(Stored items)
──────────────────────────────

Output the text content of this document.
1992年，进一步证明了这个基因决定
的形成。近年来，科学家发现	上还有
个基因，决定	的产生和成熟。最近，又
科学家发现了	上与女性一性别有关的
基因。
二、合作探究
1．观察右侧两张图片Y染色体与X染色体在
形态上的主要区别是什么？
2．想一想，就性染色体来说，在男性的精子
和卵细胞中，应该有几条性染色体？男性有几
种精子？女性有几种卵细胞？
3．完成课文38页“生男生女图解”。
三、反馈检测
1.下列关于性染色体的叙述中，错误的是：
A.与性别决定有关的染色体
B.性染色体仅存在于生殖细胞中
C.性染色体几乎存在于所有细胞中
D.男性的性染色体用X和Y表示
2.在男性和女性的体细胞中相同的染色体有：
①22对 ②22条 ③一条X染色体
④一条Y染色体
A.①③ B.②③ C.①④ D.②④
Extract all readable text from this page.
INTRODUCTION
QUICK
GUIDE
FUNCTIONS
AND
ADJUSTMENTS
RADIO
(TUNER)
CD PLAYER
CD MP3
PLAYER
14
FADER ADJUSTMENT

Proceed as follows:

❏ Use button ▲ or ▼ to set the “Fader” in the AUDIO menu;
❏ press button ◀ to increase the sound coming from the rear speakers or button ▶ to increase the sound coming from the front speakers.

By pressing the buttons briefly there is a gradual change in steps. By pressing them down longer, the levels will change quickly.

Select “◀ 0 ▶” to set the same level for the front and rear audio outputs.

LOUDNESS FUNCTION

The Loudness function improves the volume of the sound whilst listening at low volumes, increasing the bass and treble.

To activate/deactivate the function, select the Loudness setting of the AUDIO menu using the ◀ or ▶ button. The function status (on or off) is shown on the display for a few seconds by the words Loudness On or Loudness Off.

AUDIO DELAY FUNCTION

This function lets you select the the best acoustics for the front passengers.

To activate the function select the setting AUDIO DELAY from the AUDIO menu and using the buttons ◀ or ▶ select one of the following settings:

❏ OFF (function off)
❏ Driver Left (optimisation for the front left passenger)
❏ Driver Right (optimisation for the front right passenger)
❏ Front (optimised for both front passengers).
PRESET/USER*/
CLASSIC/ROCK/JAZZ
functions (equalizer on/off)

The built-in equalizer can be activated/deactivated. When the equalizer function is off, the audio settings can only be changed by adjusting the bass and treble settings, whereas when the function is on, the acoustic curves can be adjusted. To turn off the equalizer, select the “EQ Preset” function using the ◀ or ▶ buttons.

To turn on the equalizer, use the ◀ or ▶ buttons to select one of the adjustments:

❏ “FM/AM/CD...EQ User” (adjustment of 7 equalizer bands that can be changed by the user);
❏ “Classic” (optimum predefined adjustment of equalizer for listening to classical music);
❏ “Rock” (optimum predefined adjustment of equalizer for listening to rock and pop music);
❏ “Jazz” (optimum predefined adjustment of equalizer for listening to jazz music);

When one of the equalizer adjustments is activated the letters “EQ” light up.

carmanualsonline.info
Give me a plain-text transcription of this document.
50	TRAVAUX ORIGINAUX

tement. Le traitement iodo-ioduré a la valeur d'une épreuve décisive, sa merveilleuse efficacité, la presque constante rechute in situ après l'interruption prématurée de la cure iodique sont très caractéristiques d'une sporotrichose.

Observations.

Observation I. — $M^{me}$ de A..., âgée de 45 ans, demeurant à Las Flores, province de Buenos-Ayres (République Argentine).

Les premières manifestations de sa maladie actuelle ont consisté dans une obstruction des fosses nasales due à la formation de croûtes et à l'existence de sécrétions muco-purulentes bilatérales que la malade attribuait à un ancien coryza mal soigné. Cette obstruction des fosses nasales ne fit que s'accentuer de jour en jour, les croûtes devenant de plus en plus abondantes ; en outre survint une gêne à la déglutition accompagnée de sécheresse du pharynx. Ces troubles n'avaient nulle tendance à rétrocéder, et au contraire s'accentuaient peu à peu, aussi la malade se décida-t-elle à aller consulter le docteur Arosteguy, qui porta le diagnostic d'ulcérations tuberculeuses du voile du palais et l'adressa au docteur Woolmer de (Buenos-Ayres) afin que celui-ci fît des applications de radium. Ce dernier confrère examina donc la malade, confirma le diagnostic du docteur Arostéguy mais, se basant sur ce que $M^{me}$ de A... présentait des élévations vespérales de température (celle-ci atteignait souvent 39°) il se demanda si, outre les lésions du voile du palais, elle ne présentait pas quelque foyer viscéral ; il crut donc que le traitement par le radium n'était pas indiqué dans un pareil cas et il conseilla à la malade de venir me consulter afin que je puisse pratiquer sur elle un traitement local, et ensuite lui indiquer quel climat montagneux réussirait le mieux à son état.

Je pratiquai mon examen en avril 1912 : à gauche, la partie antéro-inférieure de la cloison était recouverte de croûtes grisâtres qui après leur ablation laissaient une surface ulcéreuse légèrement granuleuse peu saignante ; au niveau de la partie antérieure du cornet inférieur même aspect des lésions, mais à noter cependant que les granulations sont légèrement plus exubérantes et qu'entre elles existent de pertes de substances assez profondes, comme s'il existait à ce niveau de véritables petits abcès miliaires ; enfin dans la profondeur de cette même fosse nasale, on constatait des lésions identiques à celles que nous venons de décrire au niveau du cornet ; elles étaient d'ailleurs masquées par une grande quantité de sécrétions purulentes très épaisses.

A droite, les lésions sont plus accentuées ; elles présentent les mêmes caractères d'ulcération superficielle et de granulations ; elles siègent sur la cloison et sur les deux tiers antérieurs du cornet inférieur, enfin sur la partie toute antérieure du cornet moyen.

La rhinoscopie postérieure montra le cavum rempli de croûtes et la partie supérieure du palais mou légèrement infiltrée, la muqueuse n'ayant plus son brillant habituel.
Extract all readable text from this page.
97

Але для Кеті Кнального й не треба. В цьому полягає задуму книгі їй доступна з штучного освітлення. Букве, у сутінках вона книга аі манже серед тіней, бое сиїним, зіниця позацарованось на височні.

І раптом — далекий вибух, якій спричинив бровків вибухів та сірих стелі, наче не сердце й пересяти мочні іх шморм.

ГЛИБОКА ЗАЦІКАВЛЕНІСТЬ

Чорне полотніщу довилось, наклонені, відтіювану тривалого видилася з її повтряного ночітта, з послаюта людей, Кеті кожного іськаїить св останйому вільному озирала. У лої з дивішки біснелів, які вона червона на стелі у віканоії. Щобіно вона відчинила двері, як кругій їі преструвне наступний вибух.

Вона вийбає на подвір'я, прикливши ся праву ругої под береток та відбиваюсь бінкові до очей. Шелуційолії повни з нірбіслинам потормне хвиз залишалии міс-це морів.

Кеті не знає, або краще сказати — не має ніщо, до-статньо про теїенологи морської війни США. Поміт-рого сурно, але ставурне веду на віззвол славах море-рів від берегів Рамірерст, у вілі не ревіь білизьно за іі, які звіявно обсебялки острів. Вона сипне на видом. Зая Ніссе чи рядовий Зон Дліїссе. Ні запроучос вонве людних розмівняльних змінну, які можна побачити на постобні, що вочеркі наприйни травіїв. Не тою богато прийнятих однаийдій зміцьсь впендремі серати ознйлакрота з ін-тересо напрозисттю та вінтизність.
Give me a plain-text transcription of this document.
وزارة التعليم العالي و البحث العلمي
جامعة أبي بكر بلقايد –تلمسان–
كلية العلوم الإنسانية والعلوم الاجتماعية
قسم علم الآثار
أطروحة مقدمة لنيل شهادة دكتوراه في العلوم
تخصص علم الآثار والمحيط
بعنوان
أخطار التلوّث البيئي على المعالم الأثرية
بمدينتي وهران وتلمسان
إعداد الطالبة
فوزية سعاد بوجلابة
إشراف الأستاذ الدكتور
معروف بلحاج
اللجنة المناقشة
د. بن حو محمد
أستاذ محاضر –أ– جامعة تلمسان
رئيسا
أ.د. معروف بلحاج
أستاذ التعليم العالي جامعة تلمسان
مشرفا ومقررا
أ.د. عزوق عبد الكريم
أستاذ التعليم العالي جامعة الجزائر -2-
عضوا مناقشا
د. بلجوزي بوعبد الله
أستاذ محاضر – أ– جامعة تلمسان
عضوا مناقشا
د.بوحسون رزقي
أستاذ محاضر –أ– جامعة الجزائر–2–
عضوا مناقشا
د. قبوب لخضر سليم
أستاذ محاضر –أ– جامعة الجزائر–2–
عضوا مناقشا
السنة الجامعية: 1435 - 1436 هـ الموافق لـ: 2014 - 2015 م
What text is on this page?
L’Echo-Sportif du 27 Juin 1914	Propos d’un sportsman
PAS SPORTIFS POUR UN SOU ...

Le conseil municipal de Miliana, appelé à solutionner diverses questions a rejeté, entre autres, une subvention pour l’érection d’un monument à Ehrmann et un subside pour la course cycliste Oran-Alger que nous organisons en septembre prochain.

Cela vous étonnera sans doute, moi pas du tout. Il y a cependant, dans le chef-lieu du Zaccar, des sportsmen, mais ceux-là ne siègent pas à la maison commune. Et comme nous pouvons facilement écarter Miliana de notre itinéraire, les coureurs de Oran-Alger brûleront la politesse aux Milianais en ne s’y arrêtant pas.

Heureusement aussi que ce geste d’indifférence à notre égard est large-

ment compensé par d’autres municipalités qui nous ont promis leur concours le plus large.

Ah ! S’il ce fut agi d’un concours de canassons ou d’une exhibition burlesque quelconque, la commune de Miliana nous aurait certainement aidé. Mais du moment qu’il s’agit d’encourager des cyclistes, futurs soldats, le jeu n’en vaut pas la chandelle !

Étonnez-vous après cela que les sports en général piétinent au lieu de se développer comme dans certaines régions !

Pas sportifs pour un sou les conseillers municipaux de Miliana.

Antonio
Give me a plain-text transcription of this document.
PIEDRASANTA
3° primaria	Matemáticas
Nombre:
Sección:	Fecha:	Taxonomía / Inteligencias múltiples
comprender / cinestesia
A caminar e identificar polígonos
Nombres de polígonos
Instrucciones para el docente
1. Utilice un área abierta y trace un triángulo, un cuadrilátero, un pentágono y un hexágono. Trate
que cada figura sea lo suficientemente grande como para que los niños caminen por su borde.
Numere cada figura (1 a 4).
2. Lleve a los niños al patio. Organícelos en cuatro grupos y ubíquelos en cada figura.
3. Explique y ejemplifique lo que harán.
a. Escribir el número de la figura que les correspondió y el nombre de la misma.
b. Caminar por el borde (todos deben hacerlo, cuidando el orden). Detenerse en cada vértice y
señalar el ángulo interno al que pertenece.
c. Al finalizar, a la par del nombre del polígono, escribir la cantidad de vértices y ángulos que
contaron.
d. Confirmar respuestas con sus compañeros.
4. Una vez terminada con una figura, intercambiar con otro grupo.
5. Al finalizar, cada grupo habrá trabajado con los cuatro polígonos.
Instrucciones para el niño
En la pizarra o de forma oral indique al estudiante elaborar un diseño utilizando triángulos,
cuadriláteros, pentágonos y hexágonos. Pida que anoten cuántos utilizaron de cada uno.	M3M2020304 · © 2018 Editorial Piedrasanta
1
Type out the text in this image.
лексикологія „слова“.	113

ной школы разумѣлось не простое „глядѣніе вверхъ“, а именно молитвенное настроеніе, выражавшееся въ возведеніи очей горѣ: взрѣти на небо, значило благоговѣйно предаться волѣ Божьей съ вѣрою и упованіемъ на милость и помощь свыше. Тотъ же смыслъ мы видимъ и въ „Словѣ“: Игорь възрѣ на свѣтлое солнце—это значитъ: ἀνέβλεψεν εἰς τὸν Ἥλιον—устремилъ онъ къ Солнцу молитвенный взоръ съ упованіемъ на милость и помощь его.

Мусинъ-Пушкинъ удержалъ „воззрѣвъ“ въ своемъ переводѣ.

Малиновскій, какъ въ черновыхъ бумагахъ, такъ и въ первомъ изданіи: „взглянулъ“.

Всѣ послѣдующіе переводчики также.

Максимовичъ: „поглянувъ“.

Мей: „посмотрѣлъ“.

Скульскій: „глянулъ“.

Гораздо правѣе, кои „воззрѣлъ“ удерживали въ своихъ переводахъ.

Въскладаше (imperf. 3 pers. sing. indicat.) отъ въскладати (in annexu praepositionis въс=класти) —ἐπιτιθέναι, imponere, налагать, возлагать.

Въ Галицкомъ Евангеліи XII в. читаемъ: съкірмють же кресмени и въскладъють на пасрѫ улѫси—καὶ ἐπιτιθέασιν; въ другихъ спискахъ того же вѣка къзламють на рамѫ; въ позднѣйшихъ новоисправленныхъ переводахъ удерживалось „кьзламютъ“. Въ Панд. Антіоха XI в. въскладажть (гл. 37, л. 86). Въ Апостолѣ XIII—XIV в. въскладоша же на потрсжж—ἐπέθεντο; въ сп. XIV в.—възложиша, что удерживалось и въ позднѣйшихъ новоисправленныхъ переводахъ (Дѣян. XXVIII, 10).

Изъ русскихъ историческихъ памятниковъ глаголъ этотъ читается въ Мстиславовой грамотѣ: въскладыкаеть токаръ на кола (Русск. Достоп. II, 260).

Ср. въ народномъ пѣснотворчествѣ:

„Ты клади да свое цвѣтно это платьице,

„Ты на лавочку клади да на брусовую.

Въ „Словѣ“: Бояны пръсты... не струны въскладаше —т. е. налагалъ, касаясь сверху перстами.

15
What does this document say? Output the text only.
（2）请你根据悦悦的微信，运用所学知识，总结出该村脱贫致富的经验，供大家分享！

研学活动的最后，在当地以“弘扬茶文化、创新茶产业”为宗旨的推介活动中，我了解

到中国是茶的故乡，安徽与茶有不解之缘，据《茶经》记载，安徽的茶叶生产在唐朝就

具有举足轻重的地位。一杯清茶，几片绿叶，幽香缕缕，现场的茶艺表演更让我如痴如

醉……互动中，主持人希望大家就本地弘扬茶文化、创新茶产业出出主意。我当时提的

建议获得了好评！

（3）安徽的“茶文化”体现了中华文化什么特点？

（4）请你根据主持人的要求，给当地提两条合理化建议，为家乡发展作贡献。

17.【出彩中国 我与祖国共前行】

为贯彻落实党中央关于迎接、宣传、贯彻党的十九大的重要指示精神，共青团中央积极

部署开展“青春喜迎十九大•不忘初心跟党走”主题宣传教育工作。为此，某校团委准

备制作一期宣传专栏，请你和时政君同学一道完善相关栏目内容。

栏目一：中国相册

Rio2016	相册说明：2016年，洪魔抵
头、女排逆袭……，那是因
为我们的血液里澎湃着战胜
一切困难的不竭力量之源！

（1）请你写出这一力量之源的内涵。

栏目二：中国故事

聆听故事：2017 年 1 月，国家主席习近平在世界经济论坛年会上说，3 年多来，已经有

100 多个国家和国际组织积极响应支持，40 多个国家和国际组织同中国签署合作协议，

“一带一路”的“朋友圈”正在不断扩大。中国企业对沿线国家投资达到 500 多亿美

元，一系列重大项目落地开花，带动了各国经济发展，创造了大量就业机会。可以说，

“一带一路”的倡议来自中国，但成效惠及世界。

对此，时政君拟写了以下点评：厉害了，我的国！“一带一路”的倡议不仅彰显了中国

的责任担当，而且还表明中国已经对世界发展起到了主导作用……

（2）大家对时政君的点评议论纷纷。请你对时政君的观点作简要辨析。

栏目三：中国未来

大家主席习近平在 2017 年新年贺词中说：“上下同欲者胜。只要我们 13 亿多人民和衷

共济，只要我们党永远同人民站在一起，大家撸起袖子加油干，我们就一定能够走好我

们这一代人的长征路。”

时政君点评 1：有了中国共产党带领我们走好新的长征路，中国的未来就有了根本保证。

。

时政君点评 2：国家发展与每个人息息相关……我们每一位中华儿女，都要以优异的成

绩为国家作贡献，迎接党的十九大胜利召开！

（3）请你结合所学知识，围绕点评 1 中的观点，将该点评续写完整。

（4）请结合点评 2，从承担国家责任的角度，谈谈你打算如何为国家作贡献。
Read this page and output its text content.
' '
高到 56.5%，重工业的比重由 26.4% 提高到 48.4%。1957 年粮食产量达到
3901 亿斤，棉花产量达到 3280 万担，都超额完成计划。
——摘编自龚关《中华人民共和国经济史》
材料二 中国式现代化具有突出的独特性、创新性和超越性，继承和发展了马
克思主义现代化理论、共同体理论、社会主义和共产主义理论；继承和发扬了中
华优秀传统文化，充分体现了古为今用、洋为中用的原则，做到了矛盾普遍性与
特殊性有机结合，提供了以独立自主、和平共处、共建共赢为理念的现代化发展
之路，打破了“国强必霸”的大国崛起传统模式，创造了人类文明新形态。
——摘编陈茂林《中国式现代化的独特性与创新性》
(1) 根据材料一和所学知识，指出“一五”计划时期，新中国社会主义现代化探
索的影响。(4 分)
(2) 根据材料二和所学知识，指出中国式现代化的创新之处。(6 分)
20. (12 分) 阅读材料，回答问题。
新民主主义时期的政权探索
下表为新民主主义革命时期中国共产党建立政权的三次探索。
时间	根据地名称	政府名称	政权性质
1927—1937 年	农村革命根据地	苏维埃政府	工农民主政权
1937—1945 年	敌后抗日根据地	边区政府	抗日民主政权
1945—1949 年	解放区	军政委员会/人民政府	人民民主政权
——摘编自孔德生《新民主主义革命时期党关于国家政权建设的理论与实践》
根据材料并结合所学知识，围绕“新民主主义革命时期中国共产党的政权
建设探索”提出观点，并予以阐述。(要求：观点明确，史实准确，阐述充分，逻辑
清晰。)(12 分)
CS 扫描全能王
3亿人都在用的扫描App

──────────────────────────────

### REQUIREMENTS
Only lines that contain the word "partie" are wanted; copy each of them.

### ANSWER FOR THE TASK
Je pratiquai mon examen en avril 1912 : à gauche, la partie antéro-inférieure de la cloison était recouverte de croûtes grisâtres qui après leur ablation laissaient une surface ulcéreuse légèrement granuleuse peu saignante ; au niveau de la partie antérieure du cornet inférieur même aspect des lésions, mais à noter cependant que les granulations sont légèrement plus exubérantes et qu'entre elles existent de pertes de substances assez profondes, comme s'il existait à ce niveau de véritables petits abcès miliaires ; enfin dans la profondeur de cette même fosse nasale, on constatait des lésions identiques à celles que nous venons de décrire au niveau du cornet ; elles étaient d'ailleurs masquées par une grande quantité de sécrétions purulentes très épaisses.
A droite, les lésions sont plus accentuées ; elles présentent les mêmes caractères d'ulcération superficielle et de granulations ; elles siègent sur la cloison et sur les deux tiers antérieurs du cornet inférieur, enfin sur la partie toute antérieure du cornet moyen.
La rhinoscopie postérieure montra le cavum rempli de croûtes et la partie supérieure du palais mou légèrement infiltrée, la muqueuse n'ayant plus son brillant habituel.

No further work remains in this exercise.